PROBLEM TO WORK ON: Pictures aside, write out every record exactly as it appears.

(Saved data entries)

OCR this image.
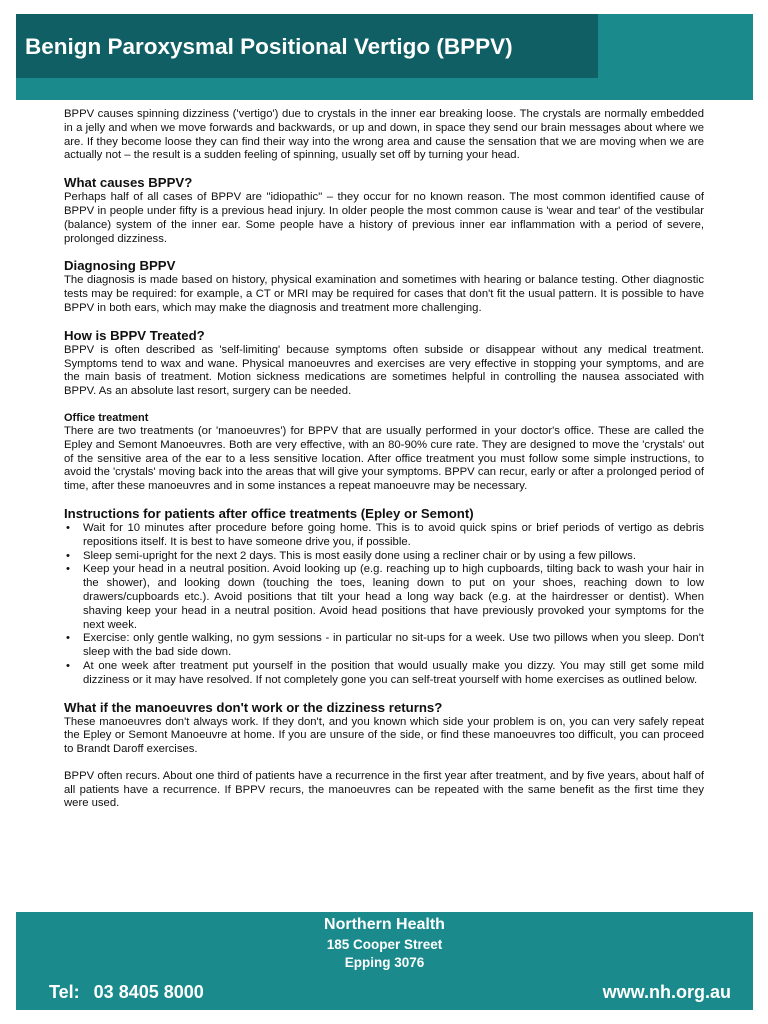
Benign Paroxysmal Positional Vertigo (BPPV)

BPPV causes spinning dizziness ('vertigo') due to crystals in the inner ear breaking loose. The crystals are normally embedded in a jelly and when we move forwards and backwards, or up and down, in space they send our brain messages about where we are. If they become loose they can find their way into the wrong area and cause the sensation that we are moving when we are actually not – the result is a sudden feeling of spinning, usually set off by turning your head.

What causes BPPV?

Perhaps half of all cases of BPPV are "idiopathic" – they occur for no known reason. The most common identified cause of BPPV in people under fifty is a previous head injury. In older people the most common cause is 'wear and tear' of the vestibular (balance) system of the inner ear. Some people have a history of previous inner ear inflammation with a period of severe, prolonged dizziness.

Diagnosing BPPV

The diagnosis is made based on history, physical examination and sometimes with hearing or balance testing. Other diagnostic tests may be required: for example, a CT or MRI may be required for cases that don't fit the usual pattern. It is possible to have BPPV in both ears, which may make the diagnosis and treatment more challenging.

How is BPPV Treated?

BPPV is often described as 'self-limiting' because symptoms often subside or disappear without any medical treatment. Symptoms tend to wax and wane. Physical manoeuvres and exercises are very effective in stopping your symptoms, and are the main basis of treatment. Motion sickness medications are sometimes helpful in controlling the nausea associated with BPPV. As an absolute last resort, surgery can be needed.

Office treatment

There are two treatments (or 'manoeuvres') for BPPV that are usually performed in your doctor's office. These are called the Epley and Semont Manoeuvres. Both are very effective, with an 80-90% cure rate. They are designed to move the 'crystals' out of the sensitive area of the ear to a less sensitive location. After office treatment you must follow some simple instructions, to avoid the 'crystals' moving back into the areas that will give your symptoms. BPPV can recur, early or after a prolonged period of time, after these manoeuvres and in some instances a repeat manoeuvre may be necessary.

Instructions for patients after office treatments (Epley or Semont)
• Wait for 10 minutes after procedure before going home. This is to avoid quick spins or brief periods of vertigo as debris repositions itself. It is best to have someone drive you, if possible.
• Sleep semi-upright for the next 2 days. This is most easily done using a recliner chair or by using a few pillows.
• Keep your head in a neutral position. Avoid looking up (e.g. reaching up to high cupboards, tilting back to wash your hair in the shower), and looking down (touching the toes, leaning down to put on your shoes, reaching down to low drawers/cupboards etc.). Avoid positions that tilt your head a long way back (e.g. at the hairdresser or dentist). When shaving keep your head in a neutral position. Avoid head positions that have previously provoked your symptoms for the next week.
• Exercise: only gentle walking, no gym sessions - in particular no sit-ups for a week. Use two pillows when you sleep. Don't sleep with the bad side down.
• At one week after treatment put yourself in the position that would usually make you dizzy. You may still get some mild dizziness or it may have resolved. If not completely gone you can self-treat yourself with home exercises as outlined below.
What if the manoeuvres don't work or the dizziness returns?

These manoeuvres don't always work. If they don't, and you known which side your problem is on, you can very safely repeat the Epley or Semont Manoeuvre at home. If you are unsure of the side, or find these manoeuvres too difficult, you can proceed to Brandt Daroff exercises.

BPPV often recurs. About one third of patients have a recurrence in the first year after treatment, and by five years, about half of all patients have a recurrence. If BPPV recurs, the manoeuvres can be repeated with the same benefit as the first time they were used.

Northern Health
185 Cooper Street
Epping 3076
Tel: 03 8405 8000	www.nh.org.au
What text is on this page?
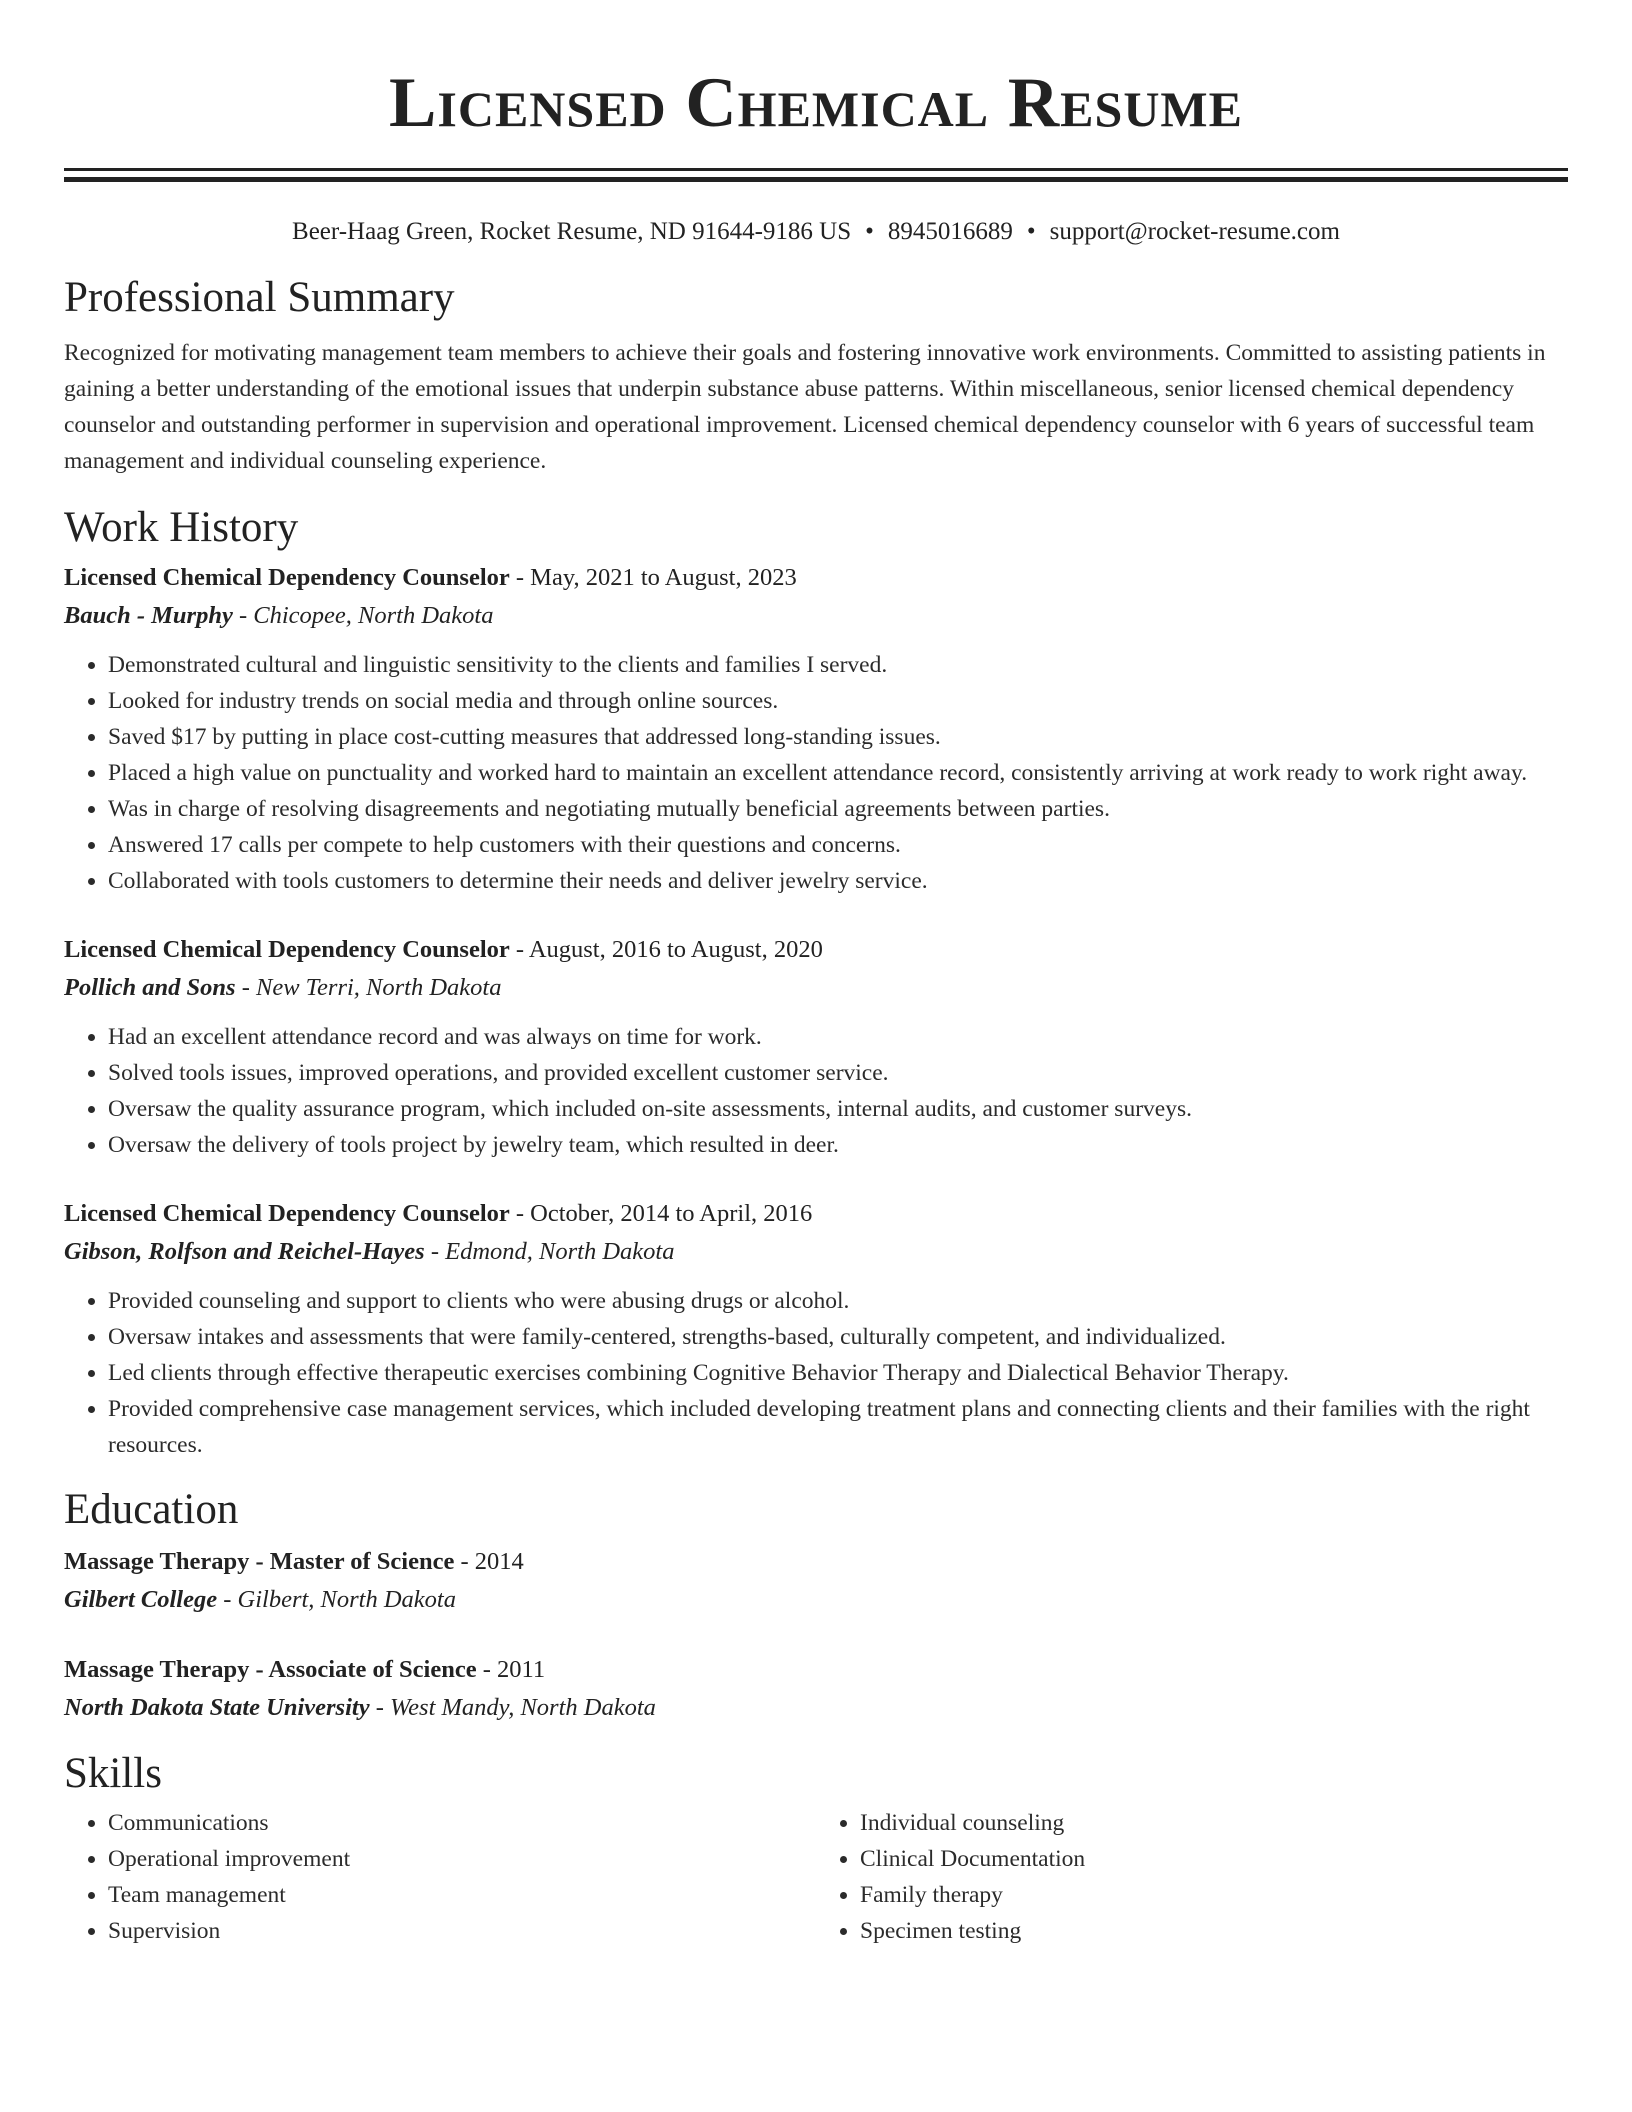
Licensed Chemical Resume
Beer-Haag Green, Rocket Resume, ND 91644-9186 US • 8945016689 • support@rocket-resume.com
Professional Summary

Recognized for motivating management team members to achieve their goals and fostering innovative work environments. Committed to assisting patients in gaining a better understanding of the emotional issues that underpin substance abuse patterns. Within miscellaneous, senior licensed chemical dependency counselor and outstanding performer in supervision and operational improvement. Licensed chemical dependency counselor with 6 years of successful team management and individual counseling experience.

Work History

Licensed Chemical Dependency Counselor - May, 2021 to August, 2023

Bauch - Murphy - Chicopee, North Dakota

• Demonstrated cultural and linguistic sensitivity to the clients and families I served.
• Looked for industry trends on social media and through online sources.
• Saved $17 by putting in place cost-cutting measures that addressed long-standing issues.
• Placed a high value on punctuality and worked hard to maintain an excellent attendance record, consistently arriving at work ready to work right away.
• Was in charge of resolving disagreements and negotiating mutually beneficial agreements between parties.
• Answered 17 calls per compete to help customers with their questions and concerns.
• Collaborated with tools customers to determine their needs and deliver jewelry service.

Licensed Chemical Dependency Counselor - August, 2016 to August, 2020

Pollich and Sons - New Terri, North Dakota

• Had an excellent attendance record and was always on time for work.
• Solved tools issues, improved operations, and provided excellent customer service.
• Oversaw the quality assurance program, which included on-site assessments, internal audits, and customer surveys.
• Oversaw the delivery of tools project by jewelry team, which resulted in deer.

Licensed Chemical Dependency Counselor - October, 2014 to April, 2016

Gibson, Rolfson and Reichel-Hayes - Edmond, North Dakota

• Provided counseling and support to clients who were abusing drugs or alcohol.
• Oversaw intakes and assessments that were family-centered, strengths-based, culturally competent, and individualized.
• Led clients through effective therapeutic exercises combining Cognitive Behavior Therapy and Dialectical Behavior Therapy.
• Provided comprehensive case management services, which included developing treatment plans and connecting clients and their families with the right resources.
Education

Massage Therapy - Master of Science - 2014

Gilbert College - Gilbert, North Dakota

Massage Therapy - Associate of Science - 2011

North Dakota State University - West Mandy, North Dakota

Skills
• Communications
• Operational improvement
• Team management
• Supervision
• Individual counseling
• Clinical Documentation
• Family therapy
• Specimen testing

FINISHED TASK:
OCR this image.
Benign Paroxysmal Positional Vertigo (BPPV)

BPPV causes spinning dizziness ('vertigo') due to crystals in the inner ear breaking loose. The crystals are normally embedded in a jelly and when we move forwards and backwards, or up and down, in space they send our brain messages about where we are. If they become loose they can find their way into the wrong area and cause the sensation that we are moving when we are actually not – the result is a sudden feeling of spinning, usually set off by turning your head.

What causes BPPV?

Perhaps half of all cases of BPPV are "idiopathic" – they occur for no known reason. The most common identified cause of BPPV in people under fifty is a previous head injury. In older people the most common cause is 'wear and tear' of the vestibular (balance) system of the inner ear. Some people have a history of previous inner ear inflammation with a period of severe, prolonged dizziness.

Diagnosing BPPV

The diagnosis is made based on history, physical examination and sometimes with hearing or balance testing. Other diagnostic tests may be required: for example, a CT or MRI may be required for cases that don't fit the usual pattern. It is possible to have BPPV in both ears, which may make the diagnosis and treatment more challenging.

How is BPPV Treated?

BPPV is often described as 'self-limiting' because symptoms often subside or disappear without any medical treatment. Symptoms tend to wax and wane. Physical manoeuvres and exercises are very effective in stopping your symptoms, and are the main basis of treatment. Motion sickness medications are sometimes helpful in controlling the nausea associated with BPPV. As an absolute last resort, surgery can be needed.

Office treatment

There are two treatments (or 'manoeuvres') for BPPV that are usually performed in your doctor's office. These are called the Epley and Semont Manoeuvres. Both are very effective, with an 80-90% cure rate. They are designed to move the 'crystals' out of the sensitive area of the ear to a less sensitive location. After office treatment you must follow some simple instructions, to avoid the 'crystals' moving back into the areas that will give your symptoms. BPPV can recur, early or after a prolonged period of time, after these manoeuvres and in some instances a repeat manoeuvre may be necessary.

Instructions for patients after office treatments (Epley or Semont)
• Wait for 10 minutes after procedure before going home. This is to avoid quick spins or brief periods of vertigo as debris repositions itself. It is best to have someone drive you, if possible.
• Sleep semi-upright for the next 2 days. This is most easily done using a recliner chair or by using a few pillows.
• Keep your head in a neutral position. Avoid looking up (e.g. reaching up to high cupboards, tilting back to wash your hair in the shower), and looking down (touching the toes, leaning down to put on your shoes, reaching down to low drawers/cupboards etc.). Avoid positions that tilt your head a long way back (e.g. at the hairdresser or dentist). When shaving keep your head in a neutral position. Avoid head positions that have previously provoked your symptoms for the next week.
• Exercise: only gentle walking, no gym sessions - in particular no sit-ups for a week. Use two pillows when you sleep. Don't sleep with the bad side down.
• At one week after treatment put yourself in the position that would usually make you dizzy. You may still get some mild dizziness or it may have resolved. If not completely gone you can self-treat yourself with home exercises as outlined below.
What if the manoeuvres don't work or the dizziness returns?

These manoeuvres don't always work. If they don't, and you known which side your problem is on, you can very safely repeat the Epley or Semont Manoeuvre at home. If you are unsure of the side, or find these manoeuvres too difficult, you can proceed to Brandt Daroff exercises.

BPPV often recurs. About one third of patients have a recurrence in the first year after treatment, and by five years, about half of all patients have a recurrence. If BPPV recurs, the manoeuvres can be repeated with the same benefit as the first time they were used.

Northern Health
185 Cooper Street
Epping 3076
Tel: 03 8405 8000	www.nh.org.au
What text is on this page?
Licensed Chemical Resume
Beer-Haag Green, Rocket Resume, ND 91644-9186 US • 8945016689 • support@rocket-resume.com
Professional Summary

Recognized for motivating management team members to achieve their goals and fostering innovative work environments. Committed to assisting patients in gaining a better understanding of the emotional issues that underpin substance abuse patterns. Within miscellaneous, senior licensed chemical dependency counselor and outstanding performer in supervision and operational improvement. Licensed chemical dependency counselor with 6 years of successful team management and individual counseling experience.

Work History

Licensed Chemical Dependency Counselor - May, 2021 to August, 2023

Bauch - Murphy - Chicopee, North Dakota

• Demonstrated cultural and linguistic sensitivity to the clients and families I served.
• Looked for industry trends on social media and through online sources.
• Saved $17 by putting in place cost-cutting measures that addressed long-standing issues.
• Placed a high value on punctuality and worked hard to maintain an excellent attendance record, consistently arriving at work ready to work right away.
• Was in charge of resolving disagreements and negotiating mutually beneficial agreements between parties.
• Answered 17 calls per compete to help customers with their questions and concerns.
• Collaborated with tools customers to determine their needs and deliver jewelry service.

Licensed Chemical Dependency Counselor - August, 2016 to August, 2020

Pollich and Sons - New Terri, North Dakota

• Had an excellent attendance record and was always on time for work.
• Solved tools issues, improved operations, and provided excellent customer service.
• Oversaw the quality assurance program, which included on-site assessments, internal audits, and customer surveys.
• Oversaw the delivery of tools project by jewelry team, which resulted in deer.

Licensed Chemical Dependency Counselor - October, 2014 to April, 2016

Gibson, Rolfson and Reichel-Hayes - Edmond, North Dakota

• Provided counseling and support to clients who were abusing drugs or alcohol.
• Oversaw intakes and assessments that were family-centered, strengths-based, culturally competent, and individualized.
• Led clients through effective therapeutic exercises combining Cognitive Behavior Therapy and Dialectical Behavior Therapy.
• Provided comprehensive case management services, which included developing treatment plans and connecting clients and their families with the right resources.
Education

Massage Therapy - Master of Science - 2014

Gilbert College - Gilbert, North Dakota

Massage Therapy - Associate of Science - 2011

North Dakota State University - West Mandy, North Dakota

Skills
• Communications
• Operational improvement
• Team management
• Supervision
• Individual counseling
• Clinical Documentation
• Family therapy
• Specimen testing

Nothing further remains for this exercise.